Give every line below again, exactly.

-*-*-

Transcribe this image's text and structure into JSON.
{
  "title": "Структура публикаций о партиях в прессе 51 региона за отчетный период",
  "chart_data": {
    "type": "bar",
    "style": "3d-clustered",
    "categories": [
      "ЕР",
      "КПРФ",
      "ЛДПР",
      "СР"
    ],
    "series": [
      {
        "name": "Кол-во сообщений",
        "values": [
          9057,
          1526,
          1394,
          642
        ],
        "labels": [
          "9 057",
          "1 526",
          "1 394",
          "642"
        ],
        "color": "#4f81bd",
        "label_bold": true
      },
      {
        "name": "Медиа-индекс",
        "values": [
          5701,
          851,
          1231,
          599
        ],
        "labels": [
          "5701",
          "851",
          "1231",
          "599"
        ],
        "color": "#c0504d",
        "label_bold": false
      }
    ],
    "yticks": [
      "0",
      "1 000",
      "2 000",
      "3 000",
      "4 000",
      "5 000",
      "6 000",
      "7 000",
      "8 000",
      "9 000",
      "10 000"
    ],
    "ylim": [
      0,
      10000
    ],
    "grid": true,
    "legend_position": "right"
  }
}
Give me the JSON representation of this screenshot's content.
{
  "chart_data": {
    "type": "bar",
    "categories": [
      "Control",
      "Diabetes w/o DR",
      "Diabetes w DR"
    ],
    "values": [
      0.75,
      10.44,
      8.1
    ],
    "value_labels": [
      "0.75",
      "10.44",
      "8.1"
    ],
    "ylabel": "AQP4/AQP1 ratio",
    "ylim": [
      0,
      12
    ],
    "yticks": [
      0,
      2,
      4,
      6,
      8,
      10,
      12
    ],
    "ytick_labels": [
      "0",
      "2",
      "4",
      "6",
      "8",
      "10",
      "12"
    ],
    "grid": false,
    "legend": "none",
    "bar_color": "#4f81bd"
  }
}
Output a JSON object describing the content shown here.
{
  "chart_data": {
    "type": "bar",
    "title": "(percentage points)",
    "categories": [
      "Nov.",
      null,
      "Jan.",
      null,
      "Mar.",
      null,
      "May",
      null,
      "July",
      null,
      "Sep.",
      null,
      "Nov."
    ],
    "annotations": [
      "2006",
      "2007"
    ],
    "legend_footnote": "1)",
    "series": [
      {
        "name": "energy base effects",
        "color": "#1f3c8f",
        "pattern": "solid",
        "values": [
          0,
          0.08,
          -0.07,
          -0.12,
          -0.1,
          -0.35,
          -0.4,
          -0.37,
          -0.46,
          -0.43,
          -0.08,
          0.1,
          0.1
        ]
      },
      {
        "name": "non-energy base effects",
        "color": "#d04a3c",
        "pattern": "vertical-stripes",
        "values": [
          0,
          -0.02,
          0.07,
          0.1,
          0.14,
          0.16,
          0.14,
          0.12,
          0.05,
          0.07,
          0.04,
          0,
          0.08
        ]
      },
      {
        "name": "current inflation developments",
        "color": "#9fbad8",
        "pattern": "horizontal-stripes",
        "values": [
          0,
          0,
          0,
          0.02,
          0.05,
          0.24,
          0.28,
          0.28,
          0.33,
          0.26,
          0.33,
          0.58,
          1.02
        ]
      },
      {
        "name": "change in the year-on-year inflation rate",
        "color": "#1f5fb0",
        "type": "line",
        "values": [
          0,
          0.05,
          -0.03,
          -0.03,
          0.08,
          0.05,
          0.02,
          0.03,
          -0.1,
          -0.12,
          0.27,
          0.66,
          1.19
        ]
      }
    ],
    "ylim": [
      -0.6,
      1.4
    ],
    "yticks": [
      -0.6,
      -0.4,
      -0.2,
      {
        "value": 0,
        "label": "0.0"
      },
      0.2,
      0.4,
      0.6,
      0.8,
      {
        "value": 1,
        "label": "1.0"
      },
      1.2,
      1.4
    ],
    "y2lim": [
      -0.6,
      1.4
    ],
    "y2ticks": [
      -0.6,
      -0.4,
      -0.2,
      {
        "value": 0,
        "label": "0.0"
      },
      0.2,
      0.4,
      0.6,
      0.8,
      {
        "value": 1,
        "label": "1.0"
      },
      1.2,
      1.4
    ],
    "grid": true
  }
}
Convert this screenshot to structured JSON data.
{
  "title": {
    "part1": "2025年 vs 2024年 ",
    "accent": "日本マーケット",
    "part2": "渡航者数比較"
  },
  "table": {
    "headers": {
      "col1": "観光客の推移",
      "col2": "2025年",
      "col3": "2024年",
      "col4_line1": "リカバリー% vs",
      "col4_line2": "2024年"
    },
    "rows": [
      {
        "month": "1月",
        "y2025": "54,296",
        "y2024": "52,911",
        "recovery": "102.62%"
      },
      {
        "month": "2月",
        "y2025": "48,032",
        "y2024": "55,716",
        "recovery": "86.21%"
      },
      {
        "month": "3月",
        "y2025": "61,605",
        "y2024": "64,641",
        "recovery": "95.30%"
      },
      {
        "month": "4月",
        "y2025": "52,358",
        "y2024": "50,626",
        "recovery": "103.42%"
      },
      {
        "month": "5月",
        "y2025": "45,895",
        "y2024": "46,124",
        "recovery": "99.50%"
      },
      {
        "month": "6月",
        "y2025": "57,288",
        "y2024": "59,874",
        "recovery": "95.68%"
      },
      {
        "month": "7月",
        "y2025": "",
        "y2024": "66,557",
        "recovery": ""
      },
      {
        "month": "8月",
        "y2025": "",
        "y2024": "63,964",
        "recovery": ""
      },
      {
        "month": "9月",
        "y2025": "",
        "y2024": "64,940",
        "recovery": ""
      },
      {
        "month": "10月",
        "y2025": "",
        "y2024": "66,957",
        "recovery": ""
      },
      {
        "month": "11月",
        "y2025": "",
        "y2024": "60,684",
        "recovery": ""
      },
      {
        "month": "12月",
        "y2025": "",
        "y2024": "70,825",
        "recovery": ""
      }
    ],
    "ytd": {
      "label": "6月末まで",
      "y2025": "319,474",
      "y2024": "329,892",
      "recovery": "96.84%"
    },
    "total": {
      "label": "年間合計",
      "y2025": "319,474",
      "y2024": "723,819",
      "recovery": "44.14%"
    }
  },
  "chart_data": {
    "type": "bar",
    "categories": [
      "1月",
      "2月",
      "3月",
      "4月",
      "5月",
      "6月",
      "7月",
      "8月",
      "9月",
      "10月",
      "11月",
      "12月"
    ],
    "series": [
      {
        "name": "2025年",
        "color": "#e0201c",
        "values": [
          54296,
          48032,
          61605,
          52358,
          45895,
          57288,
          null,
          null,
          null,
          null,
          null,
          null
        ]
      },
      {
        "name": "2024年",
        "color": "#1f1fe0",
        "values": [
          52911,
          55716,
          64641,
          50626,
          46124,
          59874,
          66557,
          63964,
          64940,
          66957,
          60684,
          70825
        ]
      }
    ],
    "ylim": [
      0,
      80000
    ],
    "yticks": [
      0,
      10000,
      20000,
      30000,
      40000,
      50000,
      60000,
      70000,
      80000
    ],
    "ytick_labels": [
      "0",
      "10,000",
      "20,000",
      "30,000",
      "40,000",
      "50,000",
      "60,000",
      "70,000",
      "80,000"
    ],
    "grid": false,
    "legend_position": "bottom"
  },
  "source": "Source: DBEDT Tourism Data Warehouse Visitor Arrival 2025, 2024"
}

-*-*-

→ Response for this exercise:
Transcribe this image's text and structure into JSON.
{
  "title": "Структура публикаций о партиях в прессе 51 региона за отчетный период",
  "chart_data": {
    "type": "bar",
    "style": "3d-clustered",
    "categories": [
      "ЕР",
      "КПРФ",
      "ЛДПР",
      "СР"
    ],
    "series": [
      {
        "name": "Кол-во сообщений",
        "values": [
          9057,
          1526,
          1394,
          642
        ],
        "labels": [
          "9 057",
          "1 526",
          "1 394",
          "642"
        ],
        "color": "#4f81bd",
        "label_bold": true
      },
      {
        "name": "Медиа-индекс",
        "values": [
          5701,
          851,
          1231,
          599
        ],
        "labels": [
          "5701",
          "851",
          "1231",
          "599"
        ],
        "color": "#c0504d",
        "label_bold": false
      }
    ],
    "yticks": [
      "0",
      "1 000",
      "2 000",
      "3 000",
      "4 000",
      "5 000",
      "6 000",
      "7 000",
      "8 000",
      "9 000",
      "10 000"
    ],
    "ylim": [
      0,
      10000
    ],
    "grid": true,
    "legend_position": "right"
  }
}
Give me the JSON representation of this screenshot's content.
{
  "chart_data": {
    "type": "bar",
    "categories": [
      "Control",
      "Diabetes w/o DR",
      "Diabetes w DR"
    ],
    "values": [
      0.75,
      10.44,
      8.1
    ],
    "value_labels": [
      "0.75",
      "10.44",
      "8.1"
    ],
    "ylabel": "AQP4/AQP1 ratio",
    "ylim": [
      0,
      12
    ],
    "yticks": [
      0,
      2,
      4,
      6,
      8,
      10,
      12
    ],
    "ytick_labels": [
      "0",
      "2",
      "4",
      "6",
      "8",
      "10",
      "12"
    ],
    "grid": false,
    "legend": "none",
    "bar_color": "#4f81bd"
  }
}
Output a JSON object describing the content shown here.
{
  "chart_data": {
    "type": "bar",
    "title": "(percentage points)",
    "categories": [
      "Nov.",
      null,
      "Jan.",
      null,
      "Mar.",
      null,
      "May",
      null,
      "July",
      null,
      "Sep.",
      null,
      "Nov."
    ],
    "annotations": [
      "2006",
      "2007"
    ],
    "legend_footnote": "1)",
    "series": [
      {
        "name": "energy base effects",
        "color": "#1f3c8f",
        "pattern": "solid",
        "values": [
          0,
          0.08,
          -0.07,
          -0.12,
          -0.1,
          -0.35,
          -0.4,
          -0.37,
          -0.46,
          -0.43,
          -0.08,
          0.1,
          0.1
        ]
      },
      {
        "name": "non-energy base effects",
        "color": "#d04a3c",
        "pattern": "vertical-stripes",
        "values": [
          0,
          -0.02,
          0.07,
          0.1,
          0.14,
          0.16,
          0.14,
          0.12,
          0.05,
          0.07,
          0.04,
          0,
          0.08
        ]
      },
      {
        "name": "current inflation developments",
        "color": "#9fbad8",
        "pattern": "horizontal-stripes",
        "values": [
          0,
          0,
          0,
          0.02,
          0.05,
          0.24,
          0.28,
          0.28,
          0.33,
          0.26,
          0.33,
          0.58,
          1.02
        ]
      },
      {
        "name": "change in the year-on-year inflation rate",
        "color": "#1f5fb0",
        "type": "line",
        "values": [
          0,
          0.05,
          -0.03,
          -0.03,
          0.08,
          0.05,
          0.02,
          0.03,
          -0.1,
          -0.12,
          0.27,
          0.66,
          1.19
        ]
      }
    ],
    "ylim": [
      -0.6,
      1.4
    ],
    "yticks": [
      -0.6,
      -0.4,
      -0.2,
      {
        "value": 0,
        "label": "0.0"
      },
      0.2,
      0.4,
      0.6,
      0.8,
      {
        "value": 1,
        "label": "1.0"
      },
      1.2,
      1.4
    ],
    "y2lim": [
      -0.6,
      1.4
    ],
    "y2ticks": [
      -0.6,
      -0.4,
      -0.2,
      {
        "value": 0,
        "label": "0.0"
      },
      0.2,
      0.4,
      0.6,
      0.8,
      {
        "value": 1,
        "label": "1.0"
      },
      1.2,
      1.4
    ],
    "grid": true
  }
}
Convert this screenshot to structured JSON data.
{
  "title": {
    "part1": "2025年 vs 2024年 ",
    "accent": "日本マーケット",
    "part2": "渡航者数比較"
  },
  "table": {
    "headers": {
      "col1": "観光客の推移",
      "col2": "2025年",
      "col3": "2024年",
      "col4_line1": "リカバリー% vs",
      "col4_line2": "2024年"
    },
    "rows": [
      {
        "month": "1月",
        "y2025": "54,296",
        "y2024": "52,911",
        "recovery": "102.62%"
      },
      {
        "month": "2月",
        "y2025": "48,032",
        "y2024": "55,716",
        "recovery": "86.21%"
      },
      {
        "month": "3月",
        "y2025": "61,605",
        "y2024": "64,641",
        "recovery": "95.30%"
      },
      {
        "month": "4月",
        "y2025": "52,358",
        "y2024": "50,626",
        "recovery": "103.42%"
      },
      {
        "month": "5月",
        "y2025": "45,895",
        "y2024": "46,124",
        "recovery": "99.50%"
      },
      {
        "month": "6月",
        "y2025": "57,288",
        "y2024": "59,874",
        "recovery": "95.68%"
      },
      {
        "month": "7月",
        "y2025": "",
        "y2024": "66,557",
        "recovery": ""
      },
      {
        "month": "8月",
        "y2025": "",
        "y2024": "63,964",
        "recovery": ""
      },
      {
        "month": "9月",
        "y2025": "",
        "y2024": "64,940",
        "recovery": ""
      },
      {
        "month": "10月",
        "y2025": "",
        "y2024": "66,957",
        "recovery": ""
      },
      {
        "month": "11月",
        "y2025": "",
        "y2024": "60,684",
        "recovery": ""
      },
      {
        "month": "12月",
        "y2025": "",
        "y2024": "70,825",
        "recovery": ""
      }
    ],
    "ytd": {
      "label": "6月末まで",
      "y2025": "319,474",
      "y2024": "329,892",
      "recovery": "96.84%"
    },
    "total": {
      "label": "年間合計",
      "y2025": "319,474",
      "y2024": "723,819",
      "recovery": "44.14%"
    }
  },
  "chart_data": {
    "type": "bar",
    "categories": [
      "1月",
      "2月",
      "3月",
      "4月",
      "5月",
      "6月",
      "7月",
      "8月",
      "9月",
      "10月",
      "11月",
      "12月"
    ],
    "series": [
      {
        "name": "2025年",
        "color": "#e0201c",
        "values": [
          54296,
          48032,
          61605,
          52358,
          45895,
          57288,
          null,
          null,
          null,
          null,
          null,
          null
        ]
      },
      {
        "name": "2024年",
        "color": "#1f1fe0",
        "values": [
          52911,
          55716,
          64641,
          50626,
          46124,
          59874,
          66557,
          63964,
          64940,
          66957,
          60684,
          70825
        ]
      }
    ],
    "ylim": [
      0,
      80000
    ],
    "yticks": [
      0,
      10000,
      20000,
      30000,
      40000,
      50000,
      60000,
      70000,
      80000
    ],
    "ytick_labels": [
      "0",
      "10,000",
      "20,000",
      "30,000",
      "40,000",
      "50,000",
      "60,000",
      "70,000",
      "80,000"
    ],
    "grid": false,
    "legend_position": "bottom"
  },
  "source": "Source: DBEDT Tourism Data Warehouse Visitor Arrival 2025, 2024"
}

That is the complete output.